[What is needed]
All of the data should be output character for character, except the pictures.

======== Materials provided

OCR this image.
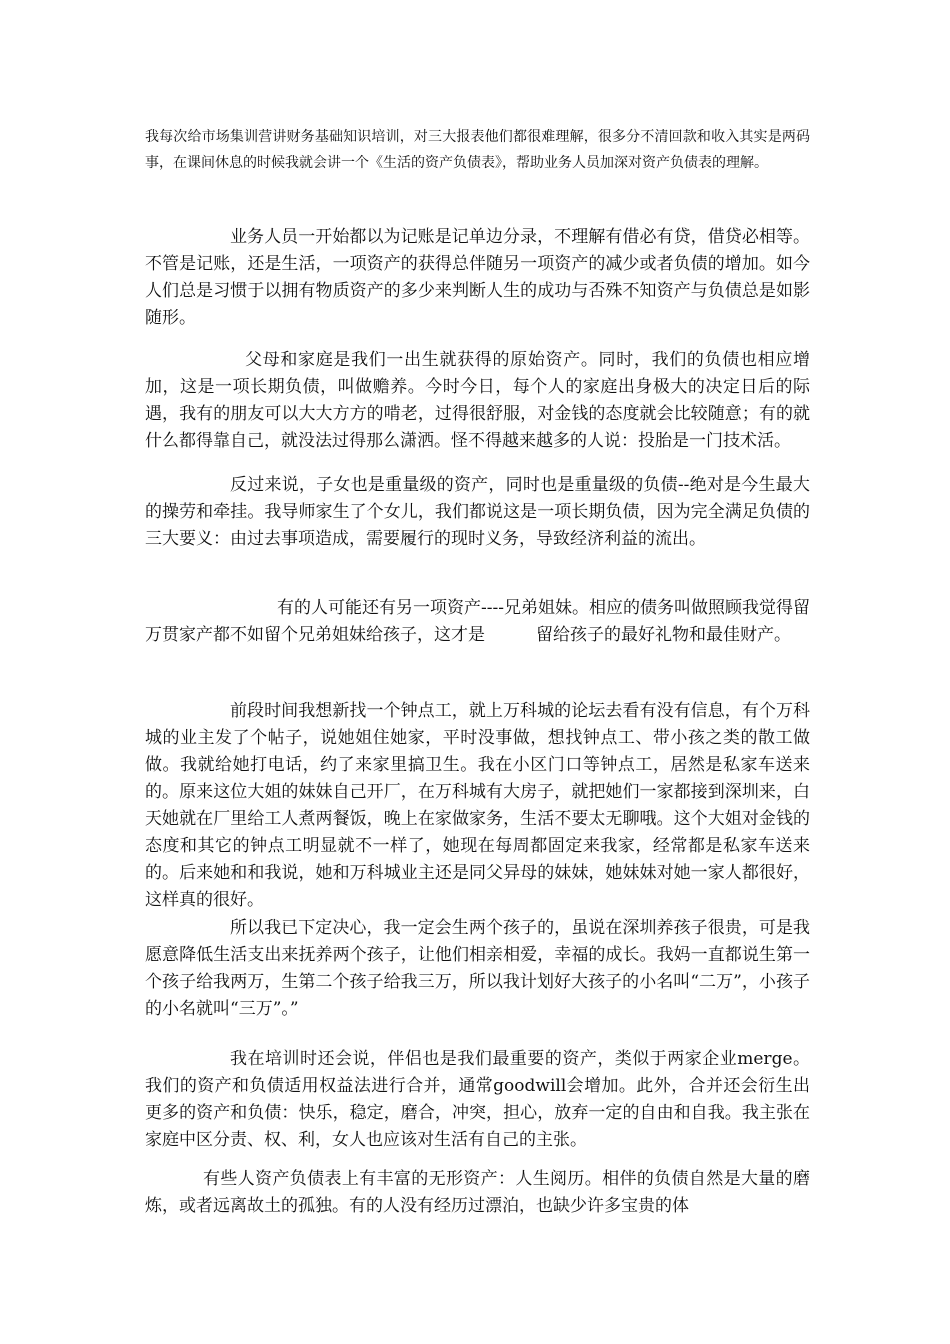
我每次给市场集训营讲财务基础知识培训，对三大报表他们都很难理解，很多分不清回款和收入其实是两码事，在课间休息的时候我就会讲一个《生活的资产负债表》，帮助业务人员加深对资产负债表的理解。

业务人员一开始都以为记账是记单边分录，不理解有借必有贷，借贷必相等。不管是记账，还是生活，一项资产的获得总伴随另一项资产的减少或者负债的增加。如今人们总是习惯于以拥有物质资产的多少来判断人生的成功与否殊不知资产与负债总是如影随形。

父母和家庭是我们一出生就获得的原始资产。同时，我们的负债也相应增加，这是一项长期负债，叫做赡养。今时今日，每个人的家庭出身极大的决定日后的际遇，我有的朋友可以大大方方的啃老，过得很舒服，对金钱的态度就会比较随意；有的就什么都得靠自己，就没法过得那么潇洒。怪不得越来越多的人说：投胎是一门技术活。

反过来说，子女也是重量级的资产，同时也是重量级的负债--绝对是今生最大的操劳和牵挂。我导师家生了个女儿，我们都说这是一项长期负债，因为完全满足负债的三大要义：由过去事项造成，需要履行的现时义务，导致经济利益的流出。

有的人可能还有另一项资产----兄弟姐妹。相应的债务叫做照顾我觉得留万贯家产都不如留个兄弟姐妹给孩子，这才是　　　留给孩子的最好礼物和最佳财产。

前段时间我想新找一个钟点工，就上万科城的论坛去看有没有信息，有个万科城的业主发了个帖子，说她姐住她家，平时没事做，想找钟点工、带小孩之类的散工做做。我就给她打电话，约了来家里搞卫生。我在小区门口等钟点工，居然是私家车送来的。原来这位大姐的妹妹自己开厂，在万科城有大房子，就把她们一家都接到深圳来，白天她就在厂里给工人煮两餐饭，晚上在家做家务，生活不要太无聊哦。这个大姐对金钱的态度和其它的钟点工明显就不一样了，她现在每周都固定来我家，经常都是私家车送来的。后来她和和我说，她和万科城业主还是同父异母的妹妹，她妹妹对她一家人都很好，这样真的很好。

所以我已下定决心，我一定会生两个孩子的，虽说在深圳养孩子很贵，可是我愿意降低生活支出来抚养两个孩子，让他们相亲相爱，幸福的成长。我妈一直都说生第一个孩子给我两万，生第二个孩子给我三万，所以我计划好大孩子的小名叫“二万”，小孩子的小名就叫“三万”。”

我在培训时还会说，伴侣也是我们最重要的资产，类似于两家企业merge。我们的资产和负债适用权益法进行合并，通常goodwill会增加。此外，合并还会衍生出更多的资产和负债：快乐，稳定，磨合，冲突，担心，放弃一定的自由和自我。我主张在家庭中区分责、权、利，女人也应该对生活有自己的主张。

有些人资产负债表上有丰富的无形资产：人生阅历。相伴的负债自然是大量的磨炼，或者远离故土的孤独。有的人没有经历过漂泊，也缺少许多宝贵的体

================

[Written answer]
OCR this image.
我每次给市场集训营讲财务基础知识培训，对三大报表他们都很难理解，很多分不清回款和收入其实是两码事，在课间休息的时候我就会讲一个《生活的资产负债表》，帮助业务人员加深对资产负债表的理解。

业务人员一开始都以为记账是记单边分录，不理解有借必有贷，借贷必相等。不管是记账，还是生活，一项资产的获得总伴随另一项资产的减少或者负债的增加。如今人们总是习惯于以拥有物质资产的多少来判断人生的成功与否殊不知资产与负债总是如影随形。

父母和家庭是我们一出生就获得的原始资产。同时，我们的负债也相应增加，这是一项长期负债，叫做赡养。今时今日，每个人的家庭出身极大的决定日后的际遇，我有的朋友可以大大方方的啃老，过得很舒服，对金钱的态度就会比较随意；有的就什么都得靠自己，就没法过得那么潇洒。怪不得越来越多的人说：投胎是一门技术活。

反过来说，子女也是重量级的资产，同时也是重量级的负债--绝对是今生最大的操劳和牵挂。我导师家生了个女儿，我们都说这是一项长期负债，因为完全满足负债的三大要义：由过去事项造成，需要履行的现时义务，导致经济利益的流出。

有的人可能还有另一项资产----兄弟姐妹。相应的债务叫做照顾我觉得留万贯家产都不如留个兄弟姐妹给孩子，这才是　　　留给孩子的最好礼物和最佳财产。

前段时间我想新找一个钟点工，就上万科城的论坛去看有没有信息，有个万科城的业主发了个帖子，说她姐住她家，平时没事做，想找钟点工、带小孩之类的散工做做。我就给她打电话，约了来家里搞卫生。我在小区门口等钟点工，居然是私家车送来的。原来这位大姐的妹妹自己开厂，在万科城有大房子，就把她们一家都接到深圳来，白天她就在厂里给工人煮两餐饭，晚上在家做家务，生活不要太无聊哦。这个大姐对金钱的态度和其它的钟点工明显就不一样了，她现在每周都固定来我家，经常都是私家车送来的。后来她和和我说，她和万科城业主还是同父异母的妹妹，她妹妹对她一家人都很好，这样真的很好。

所以我已下定决心，我一定会生两个孩子的，虽说在深圳养孩子很贵，可是我愿意降低生活支出来抚养两个孩子，让他们相亲相爱，幸福的成长。我妈一直都说生第一个孩子给我两万，生第二个孩子给我三万，所以我计划好大孩子的小名叫“二万”，小孩子的小名就叫“三万”。”

我在培训时还会说，伴侣也是我们最重要的资产，类似于两家企业merge。我们的资产和负债适用权益法进行合并，通常goodwill会增加。此外，合并还会衍生出更多的资产和负债：快乐，稳定，磨合，冲突，担心，放弃一定的自由和自我。我主张在家庭中区分责、权、利，女人也应该对生活有自己的主张。

有些人资产负债表上有丰富的无形资产：人生阅历。相伴的负债自然是大量的磨炼，或者远离故土的孤独。有的人没有经历过漂泊，也缺少许多宝贵的体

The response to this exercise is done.